▸ **PASSAGE PROVIDED**
The applicant claims she is at risk of serious or significant if she returns to China because she is a Christian and belongs to the Salvation Army, because she would not be able to practise her religion in manner she wishes and because she would engage in unacceptable activities such as proselytising.
It is clear from the evidence set out above that there are millions of practicing Christians in the applicant home province of Fujian and that the overwhelming majority do not face serious or significant harm as a result of their beliefs and practices. While mere association with banned religious groups can cause problems in China, there is nothing in the evidence before me which suggests that the applicant would be at risk of harm on return to China because she joined the Salvation Army in Australia and has attended religious services and other activities of the church since 2013. I do not accept that the applicant faces a real chance of suffering serious or significant harm if she returns to China because of her association with the Salvation Army in Australia.
The applicant claims that she would not be able to practise her faith in China because she does not believe that state registered Churches are genuine Christian places of worship and because she believes that proselytising is required by her faith and proselytising is not permitted in China. As discussed above, I did not find the applicant’s objections to attending a state registered church entirely convincing and find her lack of involvement in public proselytising in Australia indicates that she does not personally view this as an essential part of her religious practice.

▸ **DATA SHOWN**
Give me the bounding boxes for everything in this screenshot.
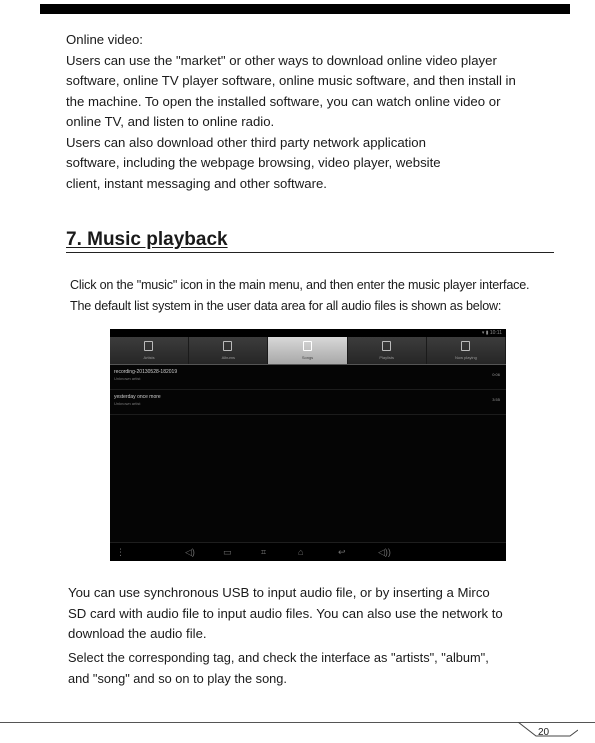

▸ **PROBLEM DETAILS**
Rewrite the passage about the applicant's claims, starting at "It is clear" and ending at "Army in Australia.", with "overwhelming majority" replaced by "vast majority".

▸ **RESULT FOR THIS TASK**
It is clear from the evidence set out above that there are millions of practicing Christians in the applicant home province of Fujian and that the vast majority do not face serious or significant harm as a result of their beliefs and practices. While mere association with banned religious groups can cause problems in China, there is nothing in the evidence before me which suggests that the applicant would be at risk of harm on return to China because she joined the Salvation Army in Australia and has attended religious services and other activities of the church since 2013. I do not accept that the applicant faces a real chance of suffering serious or significant harm if she returns to China because of her association with the Salvation Army in Australia.